─── Stored records ───

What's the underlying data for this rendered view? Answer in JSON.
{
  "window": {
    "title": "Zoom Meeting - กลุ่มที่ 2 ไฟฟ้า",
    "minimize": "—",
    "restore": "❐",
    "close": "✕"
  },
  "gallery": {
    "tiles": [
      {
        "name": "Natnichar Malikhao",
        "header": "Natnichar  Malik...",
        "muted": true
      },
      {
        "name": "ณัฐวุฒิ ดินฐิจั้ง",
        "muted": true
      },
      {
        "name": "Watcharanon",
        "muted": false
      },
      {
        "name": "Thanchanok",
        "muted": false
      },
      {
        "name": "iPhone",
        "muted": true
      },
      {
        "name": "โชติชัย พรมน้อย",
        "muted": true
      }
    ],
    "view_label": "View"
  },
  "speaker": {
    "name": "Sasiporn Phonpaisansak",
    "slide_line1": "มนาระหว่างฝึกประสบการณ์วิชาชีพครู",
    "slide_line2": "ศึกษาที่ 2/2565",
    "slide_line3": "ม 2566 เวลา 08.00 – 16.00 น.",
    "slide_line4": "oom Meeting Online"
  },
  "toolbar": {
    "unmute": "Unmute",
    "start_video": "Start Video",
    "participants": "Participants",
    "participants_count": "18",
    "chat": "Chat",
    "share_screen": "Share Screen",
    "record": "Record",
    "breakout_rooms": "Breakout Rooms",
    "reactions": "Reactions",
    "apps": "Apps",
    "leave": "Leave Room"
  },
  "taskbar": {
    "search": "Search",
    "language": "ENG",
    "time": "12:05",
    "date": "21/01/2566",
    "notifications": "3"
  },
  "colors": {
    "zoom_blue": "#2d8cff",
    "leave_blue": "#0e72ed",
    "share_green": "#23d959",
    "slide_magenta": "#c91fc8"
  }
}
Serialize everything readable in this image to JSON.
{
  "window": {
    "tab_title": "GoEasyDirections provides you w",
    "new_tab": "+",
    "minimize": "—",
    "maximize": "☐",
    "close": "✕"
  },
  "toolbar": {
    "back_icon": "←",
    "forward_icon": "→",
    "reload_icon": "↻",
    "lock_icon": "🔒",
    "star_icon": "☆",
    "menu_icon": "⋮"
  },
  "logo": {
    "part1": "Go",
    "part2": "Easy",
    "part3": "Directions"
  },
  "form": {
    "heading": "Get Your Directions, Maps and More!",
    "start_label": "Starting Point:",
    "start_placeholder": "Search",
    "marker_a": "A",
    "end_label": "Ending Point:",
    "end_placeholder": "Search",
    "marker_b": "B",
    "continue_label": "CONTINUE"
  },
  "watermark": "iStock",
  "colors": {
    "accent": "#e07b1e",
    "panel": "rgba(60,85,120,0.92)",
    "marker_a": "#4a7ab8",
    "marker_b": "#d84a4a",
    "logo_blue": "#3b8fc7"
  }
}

───

§ **Exercise directions**
All of the records must be repeated exactly.

§ **Correct output**
What's the underlying data for this rendered view? Answer in JSON.
{
  "window": {
    "title": "Zoom Meeting - กลุ่มที่ 2 ไฟฟ้า",
    "minimize": "—",
    "restore": "❐",
    "close": "✕"
  },
  "gallery": {
    "tiles": [
      {
        "name": "Natnichar Malikhao",
        "header": "Natnichar  Malik...",
        "muted": true
      },
      {
        "name": "ณัฐวุฒิ ดินฐิจั้ง",
        "muted": true
      },
      {
        "name": "Watcharanon",
        "muted": false
      },
      {
        "name": "Thanchanok",
        "muted": false
      },
      {
        "name": "iPhone",
        "muted": true
      },
      {
        "name": "โชติชัย พรมน้อย",
        "muted": true
      }
    ],
    "view_label": "View"
  },
  "speaker": {
    "name": "Sasiporn Phonpaisansak",
    "slide_line1": "มนาระหว่างฝึกประสบการณ์วิชาชีพครู",
    "slide_line2": "ศึกษาที่ 2/2565",
    "slide_line3": "ม 2566 เวลา 08.00 – 16.00 น.",
    "slide_line4": "oom Meeting Online"
  },
  "toolbar": {
    "unmute": "Unmute",
    "start_video": "Start Video",
    "participants": "Participants",
    "participants_count": "18",
    "chat": "Chat",
    "share_screen": "Share Screen",
    "record": "Record",
    "breakout_rooms": "Breakout Rooms",
    "reactions": "Reactions",
    "apps": "Apps",
    "leave": "Leave Room"
  },
  "taskbar": {
    "search": "Search",
    "language": "ENG",
    "time": "12:05",
    "date": "21/01/2566",
    "notifications": "3"
  },
  "colors": {
    "zoom_blue": "#2d8cff",
    "leave_blue": "#0e72ed",
    "share_green": "#23d959",
    "slide_magenta": "#c91fc8"
  }
}
Serialize everything readable in this image to JSON.
{
  "window": {
    "tab_title": "GoEasyDirections provides you w",
    "new_tab": "+",
    "minimize": "—",
    "maximize": "☐",
    "close": "✕"
  },
  "toolbar": {
    "back_icon": "←",
    "forward_icon": "→",
    "reload_icon": "↻",
    "lock_icon": "🔒",
    "star_icon": "☆",
    "menu_icon": "⋮"
  },
  "logo": {
    "part1": "Go",
    "part2": "Easy",
    "part3": "Directions"
  },
  "form": {
    "heading": "Get Your Directions, Maps and More!",
    "start_label": "Starting Point:",
    "start_placeholder": "Search",
    "marker_a": "A",
    "end_label": "Ending Point:",
    "end_placeholder": "Search",
    "marker_b": "B",
    "continue_label": "CONTINUE"
  },
  "watermark": "iStock",
  "colors": {
    "accent": "#e07b1e",
    "panel": "rgba(60,85,120,0.92)",
    "marker_a": "#4a7ab8",
    "marker_b": "#d84a4a",
    "logo_blue": "#3b8fc7"
  }
}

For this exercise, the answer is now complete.